(Entries with figure data)
+ + +
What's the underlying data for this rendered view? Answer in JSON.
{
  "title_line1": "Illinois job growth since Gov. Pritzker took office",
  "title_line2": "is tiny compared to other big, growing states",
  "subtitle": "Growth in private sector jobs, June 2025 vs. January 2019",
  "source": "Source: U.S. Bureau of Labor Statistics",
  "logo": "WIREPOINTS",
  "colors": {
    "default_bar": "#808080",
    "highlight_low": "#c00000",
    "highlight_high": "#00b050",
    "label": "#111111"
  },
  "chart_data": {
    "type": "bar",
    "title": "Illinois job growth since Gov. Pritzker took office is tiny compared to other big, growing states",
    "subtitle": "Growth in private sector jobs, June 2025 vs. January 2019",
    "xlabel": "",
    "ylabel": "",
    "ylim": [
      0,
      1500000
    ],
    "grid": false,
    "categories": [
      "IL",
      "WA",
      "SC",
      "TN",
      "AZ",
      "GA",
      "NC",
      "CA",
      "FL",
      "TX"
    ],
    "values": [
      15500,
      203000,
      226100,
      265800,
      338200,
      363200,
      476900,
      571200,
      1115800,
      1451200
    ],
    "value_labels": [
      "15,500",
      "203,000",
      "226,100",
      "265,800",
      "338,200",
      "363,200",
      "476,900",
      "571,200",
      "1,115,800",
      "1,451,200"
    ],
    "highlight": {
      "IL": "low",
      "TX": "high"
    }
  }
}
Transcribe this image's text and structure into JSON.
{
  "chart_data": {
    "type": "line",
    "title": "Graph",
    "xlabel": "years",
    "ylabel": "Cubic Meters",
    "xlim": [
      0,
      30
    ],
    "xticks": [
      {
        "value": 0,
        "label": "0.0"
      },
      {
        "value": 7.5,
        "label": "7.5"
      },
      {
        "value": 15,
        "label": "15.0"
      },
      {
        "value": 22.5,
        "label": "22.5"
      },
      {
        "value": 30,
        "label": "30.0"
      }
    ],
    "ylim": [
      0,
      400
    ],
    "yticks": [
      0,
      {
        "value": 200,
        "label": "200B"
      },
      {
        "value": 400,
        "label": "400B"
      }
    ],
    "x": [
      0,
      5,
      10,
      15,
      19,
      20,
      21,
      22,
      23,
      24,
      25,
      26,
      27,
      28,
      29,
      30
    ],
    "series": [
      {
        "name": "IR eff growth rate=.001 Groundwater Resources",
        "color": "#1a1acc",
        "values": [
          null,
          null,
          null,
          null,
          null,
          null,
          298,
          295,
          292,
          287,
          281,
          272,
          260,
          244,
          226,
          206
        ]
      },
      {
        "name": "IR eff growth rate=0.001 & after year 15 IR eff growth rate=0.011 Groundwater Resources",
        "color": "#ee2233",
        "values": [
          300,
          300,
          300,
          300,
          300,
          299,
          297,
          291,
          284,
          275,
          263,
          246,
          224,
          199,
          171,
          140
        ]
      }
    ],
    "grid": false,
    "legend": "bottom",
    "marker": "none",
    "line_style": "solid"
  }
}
+ + +
TO BE DONE
Reproduce every line of the material above exactly.

PROBLEM SOLUTION
What's the underlying data for this rendered view? Answer in JSON.
{
  "title_line1": "Illinois job growth since Gov. Pritzker took office",
  "title_line2": "is tiny compared to other big, growing states",
  "subtitle": "Growth in private sector jobs, June 2025 vs. January 2019",
  "source": "Source: U.S. Bureau of Labor Statistics",
  "logo": "WIREPOINTS",
  "colors": {
    "default_bar": "#808080",
    "highlight_low": "#c00000",
    "highlight_high": "#00b050",
    "label": "#111111"
  },
  "chart_data": {
    "type": "bar",
    "title": "Illinois job growth since Gov. Pritzker took office is tiny compared to other big, growing states",
    "subtitle": "Growth in private sector jobs, June 2025 vs. January 2019",
    "xlabel": "",
    "ylabel": "",
    "ylim": [
      0,
      1500000
    ],
    "grid": false,
    "categories": [
      "IL",
      "WA",
      "SC",
      "TN",
      "AZ",
      "GA",
      "NC",
      "CA",
      "FL",
      "TX"
    ],
    "values": [
      15500,
      203000,
      226100,
      265800,
      338200,
      363200,
      476900,
      571200,
      1115800,
      1451200
    ],
    "value_labels": [
      "15,500",
      "203,000",
      "226,100",
      "265,800",
      "338,200",
      "363,200",
      "476,900",
      "571,200",
      "1,115,800",
      "1,451,200"
    ],
    "highlight": {
      "IL": "low",
      "TX": "high"
    }
  }
}
Transcribe this image's text and structure into JSON.
{
  "chart_data": {
    "type": "line",
    "title": "Graph",
    "xlabel": "years",
    "ylabel": "Cubic Meters",
    "xlim": [
      0,
      30
    ],
    "xticks": [
      {
        "value": 0,
        "label": "0.0"
      },
      {
        "value": 7.5,
        "label": "7.5"
      },
      {
        "value": 15,
        "label": "15.0"
      },
      {
        "value": 22.5,
        "label": "22.5"
      },
      {
        "value": 30,
        "label": "30.0"
      }
    ],
    "ylim": [
      0,
      400
    ],
    "yticks": [
      0,
      {
        "value": 200,
        "label": "200B"
      },
      {
        "value": 400,
        "label": "400B"
      }
    ],
    "x": [
      0,
      5,
      10,
      15,
      19,
      20,
      21,
      22,
      23,
      24,
      25,
      26,
      27,
      28,
      29,
      30
    ],
    "series": [
      {
        "name": "IR eff growth rate=.001 Groundwater Resources",
        "color": "#1a1acc",
        "values": [
          null,
          null,
          null,
          null,
          null,
          null,
          298,
          295,
          292,
          287,
          281,
          272,
          260,
          244,
          226,
          206
        ]
      },
      {
        "name": "IR eff growth rate=0.001 & after year 15 IR eff growth rate=0.011 Groundwater Resources",
        "color": "#ee2233",
        "values": [
          300,
          300,
          300,
          300,
          300,
          299,
          297,
          291,
          284,
          275,
          263,
          246,
          224,
          199,
          171,
          140
        ]
      }
    ],
    "grid": false,
    "legend": "bottom",
    "marker": "none",
    "line_style": "solid"
  }
}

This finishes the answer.